### Your objective
Repeat the whole of the data, keeping every detail the same.

### Information shown
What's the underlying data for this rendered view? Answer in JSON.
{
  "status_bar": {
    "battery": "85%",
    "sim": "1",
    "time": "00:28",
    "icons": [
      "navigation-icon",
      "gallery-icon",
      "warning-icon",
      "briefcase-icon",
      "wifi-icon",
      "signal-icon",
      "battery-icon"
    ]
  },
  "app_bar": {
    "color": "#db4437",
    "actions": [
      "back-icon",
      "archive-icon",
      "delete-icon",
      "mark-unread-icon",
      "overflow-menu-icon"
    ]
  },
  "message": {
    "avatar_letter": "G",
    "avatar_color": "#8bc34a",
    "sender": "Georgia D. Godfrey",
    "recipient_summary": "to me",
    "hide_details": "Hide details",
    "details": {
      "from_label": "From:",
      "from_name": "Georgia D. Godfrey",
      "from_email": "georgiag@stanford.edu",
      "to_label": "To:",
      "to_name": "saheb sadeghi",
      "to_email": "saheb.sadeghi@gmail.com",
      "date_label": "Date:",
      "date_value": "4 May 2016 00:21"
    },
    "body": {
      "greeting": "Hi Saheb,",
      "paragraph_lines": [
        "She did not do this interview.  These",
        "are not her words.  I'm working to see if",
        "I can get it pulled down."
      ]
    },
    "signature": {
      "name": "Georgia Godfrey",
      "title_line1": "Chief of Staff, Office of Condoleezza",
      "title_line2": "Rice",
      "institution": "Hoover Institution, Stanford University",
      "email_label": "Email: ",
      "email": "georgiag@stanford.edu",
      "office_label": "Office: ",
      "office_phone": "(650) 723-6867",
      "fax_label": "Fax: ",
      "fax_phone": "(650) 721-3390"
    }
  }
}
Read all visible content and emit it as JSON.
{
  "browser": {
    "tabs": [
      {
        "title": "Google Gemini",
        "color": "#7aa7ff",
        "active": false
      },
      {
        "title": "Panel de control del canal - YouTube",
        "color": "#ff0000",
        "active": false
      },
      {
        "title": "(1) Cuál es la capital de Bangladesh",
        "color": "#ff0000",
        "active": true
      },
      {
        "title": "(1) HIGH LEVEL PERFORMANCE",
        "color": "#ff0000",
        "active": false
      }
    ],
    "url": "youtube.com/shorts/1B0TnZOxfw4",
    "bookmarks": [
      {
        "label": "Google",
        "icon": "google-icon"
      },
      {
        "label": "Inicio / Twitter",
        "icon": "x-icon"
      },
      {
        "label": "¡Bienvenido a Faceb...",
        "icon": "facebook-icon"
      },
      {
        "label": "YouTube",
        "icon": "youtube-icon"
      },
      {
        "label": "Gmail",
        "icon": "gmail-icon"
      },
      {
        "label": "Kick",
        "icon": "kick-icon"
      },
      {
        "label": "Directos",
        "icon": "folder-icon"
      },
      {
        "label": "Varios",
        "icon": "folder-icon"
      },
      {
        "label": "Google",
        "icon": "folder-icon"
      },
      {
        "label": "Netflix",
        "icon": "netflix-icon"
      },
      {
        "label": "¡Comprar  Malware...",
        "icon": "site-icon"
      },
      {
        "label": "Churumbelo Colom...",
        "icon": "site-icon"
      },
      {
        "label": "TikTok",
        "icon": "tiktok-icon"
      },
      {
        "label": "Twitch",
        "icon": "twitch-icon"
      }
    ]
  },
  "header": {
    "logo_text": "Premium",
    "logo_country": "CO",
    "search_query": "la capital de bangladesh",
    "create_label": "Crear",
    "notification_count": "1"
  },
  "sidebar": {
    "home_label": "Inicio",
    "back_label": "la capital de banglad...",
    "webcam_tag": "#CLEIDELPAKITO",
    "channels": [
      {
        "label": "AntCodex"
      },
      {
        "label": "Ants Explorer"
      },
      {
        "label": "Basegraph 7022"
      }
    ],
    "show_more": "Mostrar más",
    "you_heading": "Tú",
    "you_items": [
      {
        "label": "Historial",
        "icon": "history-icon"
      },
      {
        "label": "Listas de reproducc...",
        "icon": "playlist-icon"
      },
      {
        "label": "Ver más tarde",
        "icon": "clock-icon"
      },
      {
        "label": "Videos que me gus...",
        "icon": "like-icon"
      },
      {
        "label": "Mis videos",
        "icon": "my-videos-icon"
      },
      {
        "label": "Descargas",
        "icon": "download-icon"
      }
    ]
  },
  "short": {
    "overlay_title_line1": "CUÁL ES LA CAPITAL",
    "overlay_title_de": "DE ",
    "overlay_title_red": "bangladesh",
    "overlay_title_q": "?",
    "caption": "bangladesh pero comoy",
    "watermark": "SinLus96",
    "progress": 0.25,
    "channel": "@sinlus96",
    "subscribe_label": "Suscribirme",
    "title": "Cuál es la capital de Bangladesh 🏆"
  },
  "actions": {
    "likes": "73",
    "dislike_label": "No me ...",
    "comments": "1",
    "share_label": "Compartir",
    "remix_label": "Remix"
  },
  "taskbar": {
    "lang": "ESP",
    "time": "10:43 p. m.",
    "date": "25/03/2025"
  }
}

### Result for this exercise
What's the underlying data for this rendered view? Answer in JSON.
{
  "status_bar": {
    "battery": "85%",
    "sim": "1",
    "time": "00:28",
    "icons": [
      "navigation-icon",
      "gallery-icon",
      "warning-icon",
      "briefcase-icon",
      "wifi-icon",
      "signal-icon",
      "battery-icon"
    ]
  },
  "app_bar": {
    "color": "#db4437",
    "actions": [
      "back-icon",
      "archive-icon",
      "delete-icon",
      "mark-unread-icon",
      "overflow-menu-icon"
    ]
  },
  "message": {
    "avatar_letter": "G",
    "avatar_color": "#8bc34a",
    "sender": "Georgia D. Godfrey",
    "recipient_summary": "to me",
    "hide_details": "Hide details",
    "details": {
      "from_label": "From:",
      "from_name": "Georgia D. Godfrey",
      "from_email": "georgiag@stanford.edu",
      "to_label": "To:",
      "to_name": "saheb sadeghi",
      "to_email": "saheb.sadeghi@gmail.com",
      "date_label": "Date:",
      "date_value": "4 May 2016 00:21"
    },
    "body": {
      "greeting": "Hi Saheb,",
      "paragraph_lines": [
        "She did not do this interview.  These",
        "are not her words.  I'm working to see if",
        "I can get it pulled down."
      ]
    },
    "signature": {
      "name": "Georgia Godfrey",
      "title_line1": "Chief of Staff, Office of Condoleezza",
      "title_line2": "Rice",
      "institution": "Hoover Institution, Stanford University",
      "email_label": "Email: ",
      "email": "georgiag@stanford.edu",
      "office_label": "Office: ",
      "office_phone": "(650) 723-6867",
      "fax_label": "Fax: ",
      "fax_phone": "(650) 721-3390"
    }
  }
}
Read all visible content and emit it as JSON.
{
  "browser": {
    "tabs": [
      {
        "title": "Google Gemini",
        "color": "#7aa7ff",
        "active": false
      },
      {
        "title": "Panel de control del canal - YouTube",
        "color": "#ff0000",
        "active": false
      },
      {
        "title": "(1) Cuál es la capital de Bangladesh",
        "color": "#ff0000",
        "active": true
      },
      {
        "title": "(1) HIGH LEVEL PERFORMANCE",
        "color": "#ff0000",
        "active": false
      }
    ],
    "url": "youtube.com/shorts/1B0TnZOxfw4",
    "bookmarks": [
      {
        "label": "Google",
        "icon": "google-icon"
      },
      {
        "label": "Inicio / Twitter",
        "icon": "x-icon"
      },
      {
        "label": "¡Bienvenido a Faceb...",
        "icon": "facebook-icon"
      },
      {
        "label": "YouTube",
        "icon": "youtube-icon"
      },
      {
        "label": "Gmail",
        "icon": "gmail-icon"
      },
      {
        "label": "Kick",
        "icon": "kick-icon"
      },
      {
        "label": "Directos",
        "icon": "folder-icon"
      },
      {
        "label": "Varios",
        "icon": "folder-icon"
      },
      {
        "label": "Google",
        "icon": "folder-icon"
      },
      {
        "label": "Netflix",
        "icon": "netflix-icon"
      },
      {
        "label": "¡Comprar  Malware...",
        "icon": "site-icon"
      },
      {
        "label": "Churumbelo Colom...",
        "icon": "site-icon"
      },
      {
        "label": "TikTok",
        "icon": "tiktok-icon"
      },
      {
        "label": "Twitch",
        "icon": "twitch-icon"
      }
    ]
  },
  "header": {
    "logo_text": "Premium",
    "logo_country": "CO",
    "search_query": "la capital de bangladesh",
    "create_label": "Crear",
    "notification_count": "1"
  },
  "sidebar": {
    "home_label": "Inicio",
    "back_label": "la capital de banglad...",
    "webcam_tag": "#CLEIDELPAKITO",
    "channels": [
      {
        "label": "AntCodex"
      },
      {
        "label": "Ants Explorer"
      },
      {
        "label": "Basegraph 7022"
      }
    ],
    "show_more": "Mostrar más",
    "you_heading": "Tú",
    "you_items": [
      {
        "label": "Historial",
        "icon": "history-icon"
      },
      {
        "label": "Listas de reproducc...",
        "icon": "playlist-icon"
      },
      {
        "label": "Ver más tarde",
        "icon": "clock-icon"
      },
      {
        "label": "Videos que me gus...",
        "icon": "like-icon"
      },
      {
        "label": "Mis videos",
        "icon": "my-videos-icon"
      },
      {
        "label": "Descargas",
        "icon": "download-icon"
      }
    ]
  },
  "short": {
    "overlay_title_line1": "CUÁL ES LA CAPITAL",
    "overlay_title_de": "DE ",
    "overlay_title_red": "bangladesh",
    "overlay_title_q": "?",
    "caption": "bangladesh pero comoy",
    "watermark": "SinLus96",
    "progress": 0.25,
    "channel": "@sinlus96",
    "subscribe_label": "Suscribirme",
    "title": "Cuál es la capital de Bangladesh 🏆"
  },
  "actions": {
    "likes": "73",
    "dislike_label": "No me ...",
    "comments": "1",
    "share_label": "Compartir",
    "remix_label": "Remix"
  },
  "taskbar": {
    "lang": "ESP",
    "time": "10:43 p. m.",
    "date": "25/03/2025"
  }
}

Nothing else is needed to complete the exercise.